[Element and box listings]

[START]

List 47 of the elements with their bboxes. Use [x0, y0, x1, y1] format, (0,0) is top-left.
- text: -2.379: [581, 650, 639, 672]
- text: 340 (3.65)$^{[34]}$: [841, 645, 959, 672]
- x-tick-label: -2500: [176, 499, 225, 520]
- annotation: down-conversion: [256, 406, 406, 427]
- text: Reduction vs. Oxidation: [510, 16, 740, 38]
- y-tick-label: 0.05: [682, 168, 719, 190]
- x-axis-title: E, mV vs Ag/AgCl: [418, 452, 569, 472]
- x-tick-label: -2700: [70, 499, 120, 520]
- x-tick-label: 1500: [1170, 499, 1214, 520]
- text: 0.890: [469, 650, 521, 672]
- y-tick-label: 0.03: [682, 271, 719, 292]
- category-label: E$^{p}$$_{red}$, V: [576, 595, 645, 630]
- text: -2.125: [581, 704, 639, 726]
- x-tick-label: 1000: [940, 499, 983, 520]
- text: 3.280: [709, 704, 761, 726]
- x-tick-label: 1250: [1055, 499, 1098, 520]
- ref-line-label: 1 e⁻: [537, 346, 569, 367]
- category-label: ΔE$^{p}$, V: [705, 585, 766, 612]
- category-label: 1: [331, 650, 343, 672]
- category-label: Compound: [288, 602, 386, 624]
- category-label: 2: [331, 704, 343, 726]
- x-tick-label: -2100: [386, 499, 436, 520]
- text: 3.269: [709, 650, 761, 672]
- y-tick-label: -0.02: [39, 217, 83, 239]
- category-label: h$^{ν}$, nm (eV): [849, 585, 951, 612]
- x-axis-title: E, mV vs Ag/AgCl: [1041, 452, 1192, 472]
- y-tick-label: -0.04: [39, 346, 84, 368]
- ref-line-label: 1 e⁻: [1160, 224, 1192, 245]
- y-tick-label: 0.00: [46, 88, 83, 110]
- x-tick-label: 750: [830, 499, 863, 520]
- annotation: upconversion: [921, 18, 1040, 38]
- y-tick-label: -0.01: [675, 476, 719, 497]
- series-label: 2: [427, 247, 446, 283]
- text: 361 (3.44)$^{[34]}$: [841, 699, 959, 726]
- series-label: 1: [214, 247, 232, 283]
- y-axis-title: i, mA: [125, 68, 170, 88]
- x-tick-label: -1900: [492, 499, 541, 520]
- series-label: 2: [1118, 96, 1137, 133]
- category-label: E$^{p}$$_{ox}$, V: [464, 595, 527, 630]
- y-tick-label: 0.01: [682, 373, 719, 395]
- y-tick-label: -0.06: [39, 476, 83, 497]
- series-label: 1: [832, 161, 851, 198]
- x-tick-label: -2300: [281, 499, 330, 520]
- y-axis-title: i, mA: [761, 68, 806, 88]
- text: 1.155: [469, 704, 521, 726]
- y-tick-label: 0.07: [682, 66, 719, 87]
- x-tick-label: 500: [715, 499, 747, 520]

[END]

## Short problem
Rewrite the lines above so that every "Ag/AgCl" becomes "SCE", with nothing else altered.

## Result of the exercise
List 47 of the elements with their bboxes. Use [x0, y0, x1, y1] format, (0,0) is top-left.
- text: -2.379: [581, 650, 639, 672]
- text: 340 (3.65)$^{[34]}$: [841, 645, 959, 672]
- x-tick-label: -2500: [176, 499, 225, 520]
- annotation: down-conversion: [256, 406, 406, 427]
- text: Reduction vs. Oxidation: [510, 16, 740, 38]
- y-tick-label: 0.05: [682, 168, 719, 190]
- x-axis-title: E, mV vs SCE: [418, 452, 569, 472]
- x-tick-label: -2700: [70, 499, 120, 520]
- x-tick-label: 1500: [1170, 499, 1214, 520]
- text: 0.890: [469, 650, 521, 672]
- y-tick-label: 0.03: [682, 271, 719, 292]
- category-label: E$^{p}$$_{red}$, V: [576, 595, 645, 630]
- text: -2.125: [581, 704, 639, 726]
- x-tick-label: 1000: [940, 499, 983, 520]
- text: 3.280: [709, 704, 761, 726]
- x-tick-label: 1250: [1055, 499, 1098, 520]
- ref-line-label: 1 e⁻: [537, 346, 569, 367]
- category-label: ΔE$^{p}$, V: [705, 585, 766, 612]
- category-label: 1: [331, 650, 343, 672]
- category-label: Compound: [288, 602, 386, 624]
- category-label: 2: [331, 704, 343, 726]
- x-tick-label: -2100: [386, 499, 436, 520]
- text: 3.269: [709, 650, 761, 672]
- y-tick-label: -0.02: [39, 217, 83, 239]
- category-label: h$^{ν}$, nm (eV): [849, 585, 951, 612]
- x-axis-title: E, mV vs SCE: [1041, 452, 1192, 472]
- y-tick-label: -0.04: [39, 346, 84, 368]
- ref-line-label: 1 e⁻: [1160, 224, 1192, 245]
- y-tick-label: 0.00: [46, 88, 83, 110]
- x-tick-label: 750: [830, 499, 863, 520]
- annotation: upconversion: [921, 18, 1040, 38]
- y-tick-label: -0.01: [675, 476, 719, 497]
- series-label: 2: [427, 247, 446, 283]
- text: 361 (3.44)$^{[34]}$: [841, 699, 959, 726]
- series-label: 1: [214, 247, 232, 283]
- y-axis-title: i, mA: [125, 68, 170, 88]
- x-tick-label: -1900: [492, 499, 541, 520]
- series-label: 2: [1118, 96, 1137, 133]
- category-label: E$^{p}$$_{ox}$, V: [464, 595, 527, 630]
- y-tick-label: 0.01: [682, 373, 719, 395]
- y-tick-label: -0.06: [39, 476, 83, 497]
- series-label: 1: [832, 161, 851, 198]
- x-tick-label: -2300: [281, 499, 330, 520]
- y-axis-title: i, mA: [761, 68, 806, 88]
- text: 1.155: [469, 704, 521, 726]
- y-tick-label: 0.07: [682, 66, 719, 87]
- x-tick-label: 500: [715, 499, 747, 520]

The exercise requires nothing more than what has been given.